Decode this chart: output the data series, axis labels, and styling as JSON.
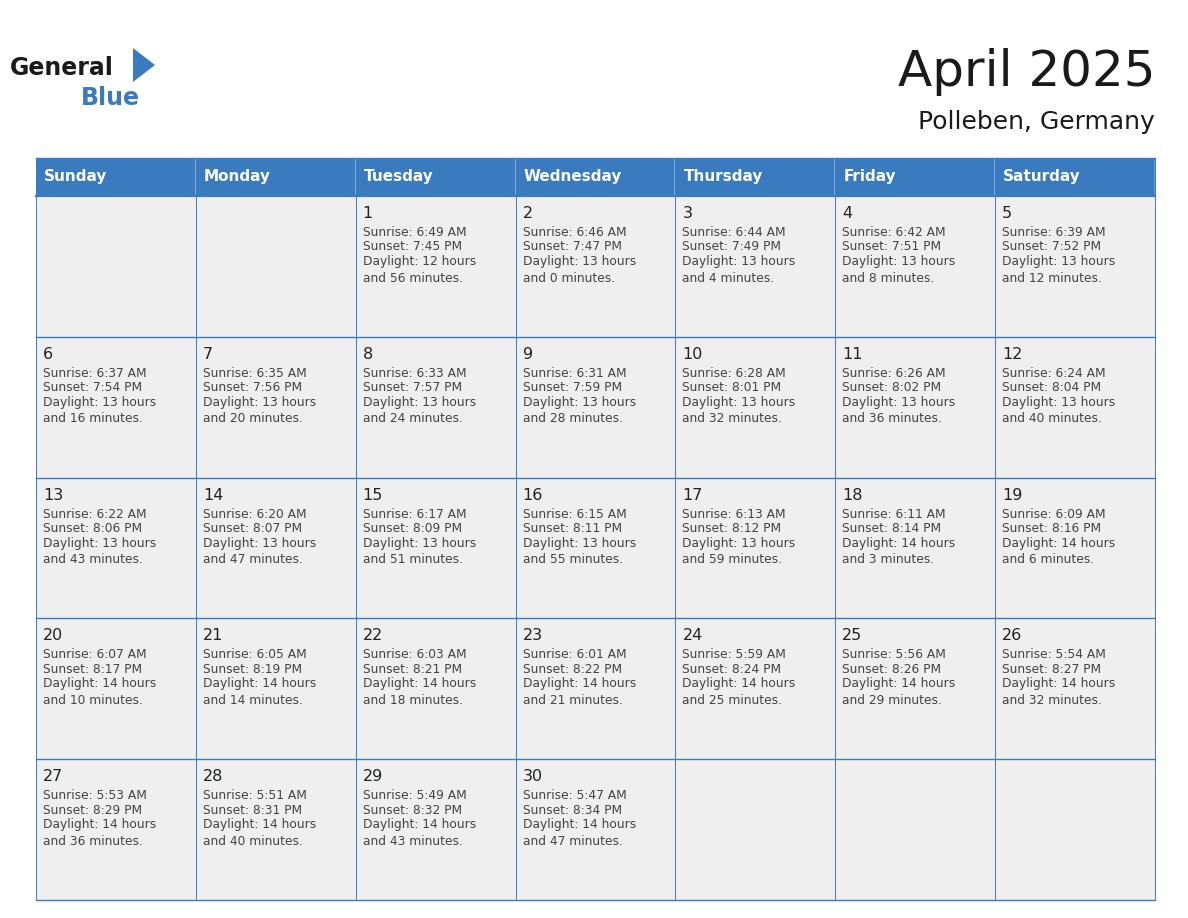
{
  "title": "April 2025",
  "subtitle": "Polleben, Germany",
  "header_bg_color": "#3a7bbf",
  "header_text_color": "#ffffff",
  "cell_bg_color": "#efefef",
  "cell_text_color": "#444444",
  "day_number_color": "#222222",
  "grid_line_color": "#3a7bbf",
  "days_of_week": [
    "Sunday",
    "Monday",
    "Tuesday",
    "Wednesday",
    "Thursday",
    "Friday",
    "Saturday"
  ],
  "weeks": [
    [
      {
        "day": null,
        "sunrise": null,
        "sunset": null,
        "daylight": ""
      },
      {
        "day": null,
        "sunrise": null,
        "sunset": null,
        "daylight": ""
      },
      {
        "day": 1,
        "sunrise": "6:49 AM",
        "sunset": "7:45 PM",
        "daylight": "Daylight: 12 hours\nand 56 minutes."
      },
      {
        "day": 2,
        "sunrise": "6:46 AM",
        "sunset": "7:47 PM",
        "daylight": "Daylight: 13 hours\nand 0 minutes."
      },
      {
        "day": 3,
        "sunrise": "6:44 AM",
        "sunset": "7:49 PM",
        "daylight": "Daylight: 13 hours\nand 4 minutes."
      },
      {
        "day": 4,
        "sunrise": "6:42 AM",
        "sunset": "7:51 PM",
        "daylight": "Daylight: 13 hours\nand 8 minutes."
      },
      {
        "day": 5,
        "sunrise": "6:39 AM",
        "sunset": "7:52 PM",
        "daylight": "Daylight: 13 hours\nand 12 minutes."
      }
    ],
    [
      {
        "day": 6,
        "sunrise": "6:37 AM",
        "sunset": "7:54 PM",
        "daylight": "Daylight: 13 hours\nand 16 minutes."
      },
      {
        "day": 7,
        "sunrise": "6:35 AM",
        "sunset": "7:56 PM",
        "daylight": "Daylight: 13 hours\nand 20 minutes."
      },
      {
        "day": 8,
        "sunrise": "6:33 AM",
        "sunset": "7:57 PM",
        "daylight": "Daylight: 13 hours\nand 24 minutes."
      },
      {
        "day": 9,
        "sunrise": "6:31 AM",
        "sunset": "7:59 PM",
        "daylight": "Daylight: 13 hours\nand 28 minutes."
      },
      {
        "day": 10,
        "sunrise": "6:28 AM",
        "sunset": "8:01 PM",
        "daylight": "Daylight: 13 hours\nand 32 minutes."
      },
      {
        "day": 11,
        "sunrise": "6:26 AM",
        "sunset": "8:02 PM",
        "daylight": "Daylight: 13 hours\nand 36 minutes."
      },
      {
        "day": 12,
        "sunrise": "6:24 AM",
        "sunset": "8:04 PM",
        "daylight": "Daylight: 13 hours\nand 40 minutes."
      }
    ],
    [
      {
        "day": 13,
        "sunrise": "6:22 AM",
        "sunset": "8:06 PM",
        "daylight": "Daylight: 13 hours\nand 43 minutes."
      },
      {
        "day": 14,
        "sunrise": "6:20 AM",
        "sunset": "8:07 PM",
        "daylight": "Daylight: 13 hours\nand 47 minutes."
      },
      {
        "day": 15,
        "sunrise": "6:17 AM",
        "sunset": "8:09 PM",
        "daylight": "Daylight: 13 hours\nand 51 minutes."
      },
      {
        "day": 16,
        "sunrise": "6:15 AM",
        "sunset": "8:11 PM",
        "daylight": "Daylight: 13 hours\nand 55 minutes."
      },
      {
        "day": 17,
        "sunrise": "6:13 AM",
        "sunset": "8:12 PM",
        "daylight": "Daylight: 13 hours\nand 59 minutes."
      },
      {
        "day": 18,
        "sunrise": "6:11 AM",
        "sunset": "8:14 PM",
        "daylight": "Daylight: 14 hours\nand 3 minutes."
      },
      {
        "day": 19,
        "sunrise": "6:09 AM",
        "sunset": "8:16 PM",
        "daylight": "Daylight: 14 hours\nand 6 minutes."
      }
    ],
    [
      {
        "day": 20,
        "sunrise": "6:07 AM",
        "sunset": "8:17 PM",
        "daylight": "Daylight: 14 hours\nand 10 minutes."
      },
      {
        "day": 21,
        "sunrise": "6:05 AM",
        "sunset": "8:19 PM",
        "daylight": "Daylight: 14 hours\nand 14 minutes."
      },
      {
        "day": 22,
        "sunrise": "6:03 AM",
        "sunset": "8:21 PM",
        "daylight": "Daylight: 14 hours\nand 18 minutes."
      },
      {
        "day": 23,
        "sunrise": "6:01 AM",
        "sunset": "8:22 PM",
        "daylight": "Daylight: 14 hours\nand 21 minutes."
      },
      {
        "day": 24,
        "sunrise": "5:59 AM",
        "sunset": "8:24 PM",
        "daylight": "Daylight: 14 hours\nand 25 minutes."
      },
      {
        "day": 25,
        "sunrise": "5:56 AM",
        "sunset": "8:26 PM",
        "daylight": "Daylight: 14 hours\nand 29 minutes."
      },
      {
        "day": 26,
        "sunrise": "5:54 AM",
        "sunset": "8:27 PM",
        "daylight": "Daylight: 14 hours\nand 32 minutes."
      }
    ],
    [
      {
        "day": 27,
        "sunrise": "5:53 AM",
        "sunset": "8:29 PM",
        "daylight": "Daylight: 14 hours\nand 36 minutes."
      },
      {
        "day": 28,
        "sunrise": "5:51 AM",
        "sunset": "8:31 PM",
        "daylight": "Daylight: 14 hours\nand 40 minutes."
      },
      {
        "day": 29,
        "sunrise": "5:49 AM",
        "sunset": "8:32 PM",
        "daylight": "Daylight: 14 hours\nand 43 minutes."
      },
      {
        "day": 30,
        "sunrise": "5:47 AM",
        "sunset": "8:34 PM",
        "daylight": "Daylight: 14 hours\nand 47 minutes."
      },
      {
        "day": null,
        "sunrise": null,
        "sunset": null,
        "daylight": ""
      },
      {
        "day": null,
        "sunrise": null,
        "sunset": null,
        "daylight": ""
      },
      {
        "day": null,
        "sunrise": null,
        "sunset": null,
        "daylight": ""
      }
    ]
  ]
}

---

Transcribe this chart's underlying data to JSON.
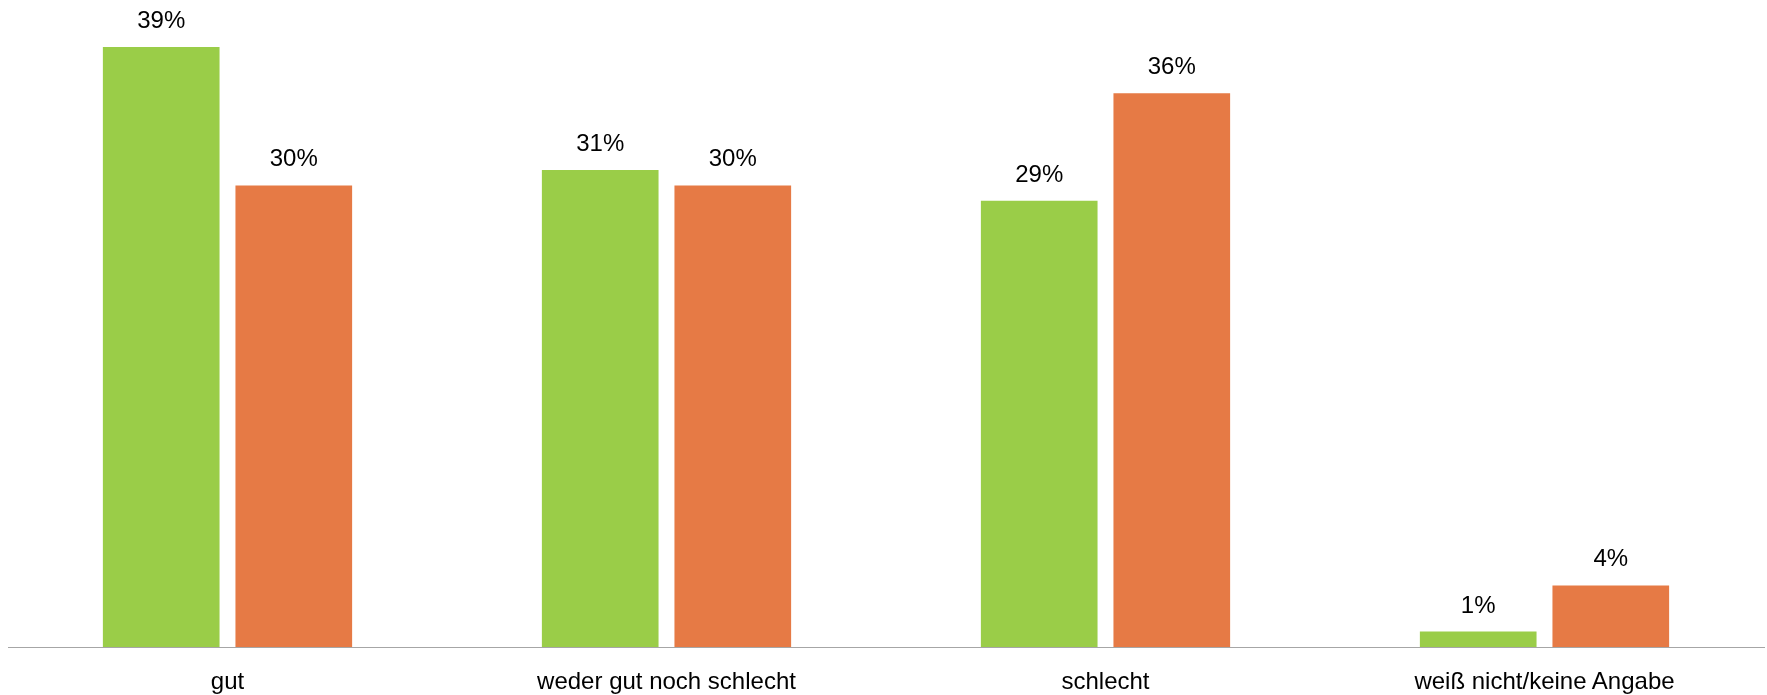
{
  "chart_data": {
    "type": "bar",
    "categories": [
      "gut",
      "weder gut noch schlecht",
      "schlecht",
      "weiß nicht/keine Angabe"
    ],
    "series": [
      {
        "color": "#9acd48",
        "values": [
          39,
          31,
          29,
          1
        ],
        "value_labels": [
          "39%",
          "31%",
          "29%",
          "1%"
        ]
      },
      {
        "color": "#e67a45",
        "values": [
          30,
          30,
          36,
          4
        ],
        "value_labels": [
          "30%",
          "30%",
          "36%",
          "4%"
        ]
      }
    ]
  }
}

--

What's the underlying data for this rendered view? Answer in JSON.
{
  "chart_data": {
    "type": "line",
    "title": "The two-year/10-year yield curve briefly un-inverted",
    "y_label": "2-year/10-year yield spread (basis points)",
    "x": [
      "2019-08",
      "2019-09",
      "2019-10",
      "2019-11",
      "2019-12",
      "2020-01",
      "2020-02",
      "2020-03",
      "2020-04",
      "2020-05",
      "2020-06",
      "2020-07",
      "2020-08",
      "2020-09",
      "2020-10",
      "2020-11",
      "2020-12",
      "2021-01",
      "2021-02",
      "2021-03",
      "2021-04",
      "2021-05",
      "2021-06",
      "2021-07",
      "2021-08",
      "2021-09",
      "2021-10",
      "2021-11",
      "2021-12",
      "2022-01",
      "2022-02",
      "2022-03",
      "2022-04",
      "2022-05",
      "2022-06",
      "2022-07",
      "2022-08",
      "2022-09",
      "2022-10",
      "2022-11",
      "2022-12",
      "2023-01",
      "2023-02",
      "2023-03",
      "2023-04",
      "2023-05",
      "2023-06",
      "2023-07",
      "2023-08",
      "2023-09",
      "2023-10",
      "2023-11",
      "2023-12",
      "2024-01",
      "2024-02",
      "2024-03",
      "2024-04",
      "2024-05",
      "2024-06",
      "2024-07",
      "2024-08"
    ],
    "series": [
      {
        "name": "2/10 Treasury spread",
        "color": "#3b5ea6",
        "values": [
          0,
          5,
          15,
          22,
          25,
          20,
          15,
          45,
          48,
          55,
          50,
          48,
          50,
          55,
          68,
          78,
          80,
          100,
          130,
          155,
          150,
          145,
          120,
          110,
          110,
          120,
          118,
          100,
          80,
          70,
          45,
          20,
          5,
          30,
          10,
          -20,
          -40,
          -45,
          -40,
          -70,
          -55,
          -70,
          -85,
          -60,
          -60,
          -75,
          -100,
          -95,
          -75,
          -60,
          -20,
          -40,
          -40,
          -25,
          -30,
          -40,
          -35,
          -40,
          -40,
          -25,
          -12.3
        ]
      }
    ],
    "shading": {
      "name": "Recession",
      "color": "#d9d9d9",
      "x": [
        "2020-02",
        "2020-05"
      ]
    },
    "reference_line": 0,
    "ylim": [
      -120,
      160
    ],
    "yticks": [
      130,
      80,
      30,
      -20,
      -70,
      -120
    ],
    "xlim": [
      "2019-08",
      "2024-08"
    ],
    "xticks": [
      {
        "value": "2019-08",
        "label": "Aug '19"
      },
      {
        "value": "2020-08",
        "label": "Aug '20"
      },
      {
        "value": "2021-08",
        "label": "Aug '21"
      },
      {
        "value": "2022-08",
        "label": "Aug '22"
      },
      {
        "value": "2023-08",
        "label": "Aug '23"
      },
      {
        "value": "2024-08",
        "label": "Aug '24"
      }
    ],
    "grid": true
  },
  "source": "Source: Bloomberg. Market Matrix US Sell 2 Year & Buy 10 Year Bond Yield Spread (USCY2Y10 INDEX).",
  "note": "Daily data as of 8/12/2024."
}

* Exercise directions *
Pull out all lines containing the word "JSON" from the entries above.

* Worked answer *
Decode this chart: output the data series, axis labels, and styling as JSON.
Transcribe this chart's underlying data to JSON.
What's the underlying data for this rendered view? Answer in JSON.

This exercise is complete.